[Recorded data]

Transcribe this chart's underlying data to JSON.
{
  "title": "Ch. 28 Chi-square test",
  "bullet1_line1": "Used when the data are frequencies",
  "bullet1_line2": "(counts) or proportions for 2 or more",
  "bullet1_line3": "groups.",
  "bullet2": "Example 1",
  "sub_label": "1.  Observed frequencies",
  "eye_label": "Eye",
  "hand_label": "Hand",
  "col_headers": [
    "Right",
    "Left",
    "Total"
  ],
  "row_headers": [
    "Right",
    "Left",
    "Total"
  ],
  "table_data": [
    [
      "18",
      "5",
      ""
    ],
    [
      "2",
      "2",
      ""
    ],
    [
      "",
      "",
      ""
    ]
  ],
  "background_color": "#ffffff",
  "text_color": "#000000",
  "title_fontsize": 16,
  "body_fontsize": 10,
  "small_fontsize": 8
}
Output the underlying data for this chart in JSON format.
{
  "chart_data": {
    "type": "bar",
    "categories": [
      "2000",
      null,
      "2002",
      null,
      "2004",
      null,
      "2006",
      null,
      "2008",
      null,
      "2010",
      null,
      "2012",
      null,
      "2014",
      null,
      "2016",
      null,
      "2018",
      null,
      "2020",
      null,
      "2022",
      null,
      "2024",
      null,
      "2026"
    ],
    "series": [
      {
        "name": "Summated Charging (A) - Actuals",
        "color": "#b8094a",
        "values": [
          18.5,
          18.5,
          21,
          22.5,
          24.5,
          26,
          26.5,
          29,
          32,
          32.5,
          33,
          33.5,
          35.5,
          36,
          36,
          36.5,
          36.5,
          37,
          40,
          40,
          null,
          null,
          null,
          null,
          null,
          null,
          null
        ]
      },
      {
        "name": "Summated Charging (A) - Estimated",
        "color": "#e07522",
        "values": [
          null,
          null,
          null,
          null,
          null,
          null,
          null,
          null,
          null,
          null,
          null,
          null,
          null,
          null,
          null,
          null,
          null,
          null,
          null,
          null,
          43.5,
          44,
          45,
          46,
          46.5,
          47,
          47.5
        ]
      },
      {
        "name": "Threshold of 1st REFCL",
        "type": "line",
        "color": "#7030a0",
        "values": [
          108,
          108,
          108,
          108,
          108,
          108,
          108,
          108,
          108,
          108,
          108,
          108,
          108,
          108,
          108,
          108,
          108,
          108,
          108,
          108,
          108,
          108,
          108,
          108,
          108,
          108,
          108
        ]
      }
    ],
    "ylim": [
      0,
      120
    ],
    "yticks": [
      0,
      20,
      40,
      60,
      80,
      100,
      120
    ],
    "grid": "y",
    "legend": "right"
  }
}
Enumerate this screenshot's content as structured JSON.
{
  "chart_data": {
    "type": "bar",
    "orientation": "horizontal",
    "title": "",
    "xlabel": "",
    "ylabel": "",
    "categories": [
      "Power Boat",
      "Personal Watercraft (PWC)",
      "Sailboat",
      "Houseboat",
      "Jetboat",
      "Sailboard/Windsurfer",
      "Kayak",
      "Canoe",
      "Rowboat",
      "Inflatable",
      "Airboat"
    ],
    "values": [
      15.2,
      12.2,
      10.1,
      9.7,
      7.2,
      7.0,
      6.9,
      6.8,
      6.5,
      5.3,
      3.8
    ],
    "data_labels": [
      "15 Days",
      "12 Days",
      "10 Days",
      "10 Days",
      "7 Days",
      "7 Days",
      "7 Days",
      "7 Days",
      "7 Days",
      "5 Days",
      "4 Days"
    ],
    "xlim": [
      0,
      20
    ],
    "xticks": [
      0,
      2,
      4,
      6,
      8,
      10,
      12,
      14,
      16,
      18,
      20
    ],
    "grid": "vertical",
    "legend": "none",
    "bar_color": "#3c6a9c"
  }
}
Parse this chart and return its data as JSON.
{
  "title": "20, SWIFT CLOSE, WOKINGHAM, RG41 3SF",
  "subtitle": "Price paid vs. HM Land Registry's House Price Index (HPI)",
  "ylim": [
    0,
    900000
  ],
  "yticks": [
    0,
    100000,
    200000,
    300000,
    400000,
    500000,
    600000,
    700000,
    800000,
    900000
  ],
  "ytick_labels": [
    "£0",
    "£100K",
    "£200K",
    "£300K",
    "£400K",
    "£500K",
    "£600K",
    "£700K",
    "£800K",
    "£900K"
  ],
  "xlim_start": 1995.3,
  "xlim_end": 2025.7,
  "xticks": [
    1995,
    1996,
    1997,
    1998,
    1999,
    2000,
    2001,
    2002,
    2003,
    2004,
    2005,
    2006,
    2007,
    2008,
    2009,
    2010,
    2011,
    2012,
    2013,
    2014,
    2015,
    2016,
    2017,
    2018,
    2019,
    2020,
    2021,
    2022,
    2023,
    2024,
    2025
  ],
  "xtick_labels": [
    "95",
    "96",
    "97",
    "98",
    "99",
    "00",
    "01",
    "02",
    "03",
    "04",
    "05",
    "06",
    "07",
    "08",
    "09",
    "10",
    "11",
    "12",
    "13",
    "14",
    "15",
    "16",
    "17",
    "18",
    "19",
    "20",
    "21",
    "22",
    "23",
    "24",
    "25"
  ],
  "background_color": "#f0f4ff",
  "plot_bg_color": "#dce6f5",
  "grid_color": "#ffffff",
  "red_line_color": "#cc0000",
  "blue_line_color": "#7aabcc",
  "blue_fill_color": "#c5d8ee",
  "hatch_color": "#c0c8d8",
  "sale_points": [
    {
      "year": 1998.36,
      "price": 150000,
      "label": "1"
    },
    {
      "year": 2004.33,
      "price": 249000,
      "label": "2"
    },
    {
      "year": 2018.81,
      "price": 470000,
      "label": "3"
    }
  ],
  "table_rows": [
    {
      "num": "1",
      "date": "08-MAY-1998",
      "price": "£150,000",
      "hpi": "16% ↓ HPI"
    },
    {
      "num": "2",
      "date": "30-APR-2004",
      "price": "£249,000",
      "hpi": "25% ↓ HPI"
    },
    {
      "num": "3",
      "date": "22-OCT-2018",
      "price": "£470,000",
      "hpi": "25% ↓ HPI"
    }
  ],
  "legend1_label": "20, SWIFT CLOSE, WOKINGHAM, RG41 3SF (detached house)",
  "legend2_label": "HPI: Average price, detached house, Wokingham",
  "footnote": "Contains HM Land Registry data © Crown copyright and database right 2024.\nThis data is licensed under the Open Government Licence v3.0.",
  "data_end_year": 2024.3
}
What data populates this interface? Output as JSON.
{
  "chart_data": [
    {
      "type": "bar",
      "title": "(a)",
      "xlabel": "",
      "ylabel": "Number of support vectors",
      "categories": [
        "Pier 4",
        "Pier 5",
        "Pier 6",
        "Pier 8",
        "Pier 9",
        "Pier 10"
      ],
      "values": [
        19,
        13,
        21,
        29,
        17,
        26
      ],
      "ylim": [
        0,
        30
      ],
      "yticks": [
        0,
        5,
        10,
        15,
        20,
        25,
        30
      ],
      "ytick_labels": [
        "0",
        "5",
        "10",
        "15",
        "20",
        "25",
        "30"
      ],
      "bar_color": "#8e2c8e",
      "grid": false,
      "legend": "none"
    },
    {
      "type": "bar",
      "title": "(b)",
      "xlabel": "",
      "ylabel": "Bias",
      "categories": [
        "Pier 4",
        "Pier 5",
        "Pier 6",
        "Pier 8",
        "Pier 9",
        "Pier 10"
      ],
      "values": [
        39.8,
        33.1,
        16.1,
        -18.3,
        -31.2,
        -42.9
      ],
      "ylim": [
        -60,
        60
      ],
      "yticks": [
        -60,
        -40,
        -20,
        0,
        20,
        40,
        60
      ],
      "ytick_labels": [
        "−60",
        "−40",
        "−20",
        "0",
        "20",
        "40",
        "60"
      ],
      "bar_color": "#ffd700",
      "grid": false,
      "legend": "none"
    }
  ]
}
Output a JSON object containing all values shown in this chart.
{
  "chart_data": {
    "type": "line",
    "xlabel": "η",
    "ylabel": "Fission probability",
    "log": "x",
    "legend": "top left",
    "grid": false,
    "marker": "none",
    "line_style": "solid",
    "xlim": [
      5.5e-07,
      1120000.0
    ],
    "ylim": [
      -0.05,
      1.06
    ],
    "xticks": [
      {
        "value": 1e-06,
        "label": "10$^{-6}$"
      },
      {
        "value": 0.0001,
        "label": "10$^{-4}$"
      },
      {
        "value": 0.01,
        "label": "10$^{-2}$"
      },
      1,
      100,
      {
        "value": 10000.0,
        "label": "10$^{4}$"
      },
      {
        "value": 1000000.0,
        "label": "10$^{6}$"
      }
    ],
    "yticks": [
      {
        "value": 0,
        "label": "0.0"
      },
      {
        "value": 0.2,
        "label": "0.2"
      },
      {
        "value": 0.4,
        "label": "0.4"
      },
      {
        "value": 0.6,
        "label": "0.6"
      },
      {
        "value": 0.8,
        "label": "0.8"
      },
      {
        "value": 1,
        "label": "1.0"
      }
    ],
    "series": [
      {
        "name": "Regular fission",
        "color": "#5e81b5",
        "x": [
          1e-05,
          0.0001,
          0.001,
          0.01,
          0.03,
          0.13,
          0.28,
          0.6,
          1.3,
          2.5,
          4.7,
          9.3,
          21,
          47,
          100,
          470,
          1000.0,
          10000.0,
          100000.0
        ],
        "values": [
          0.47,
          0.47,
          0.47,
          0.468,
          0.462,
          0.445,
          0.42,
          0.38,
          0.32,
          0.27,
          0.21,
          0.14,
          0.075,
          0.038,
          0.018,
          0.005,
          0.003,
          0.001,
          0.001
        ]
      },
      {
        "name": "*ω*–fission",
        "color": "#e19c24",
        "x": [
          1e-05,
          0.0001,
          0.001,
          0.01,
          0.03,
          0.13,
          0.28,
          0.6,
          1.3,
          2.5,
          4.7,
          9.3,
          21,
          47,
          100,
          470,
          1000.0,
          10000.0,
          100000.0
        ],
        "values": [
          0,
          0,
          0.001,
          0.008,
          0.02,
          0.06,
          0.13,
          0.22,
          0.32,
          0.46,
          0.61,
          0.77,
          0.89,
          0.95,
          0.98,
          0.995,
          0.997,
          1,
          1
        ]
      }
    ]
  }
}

## [What you will do]
Report each line in the preceding entries that holds the string "Charging".

## [Task response]
        "name": "Summated Charging (A) - Actuals",
        "name": "Summated Charging (A) - Estimated",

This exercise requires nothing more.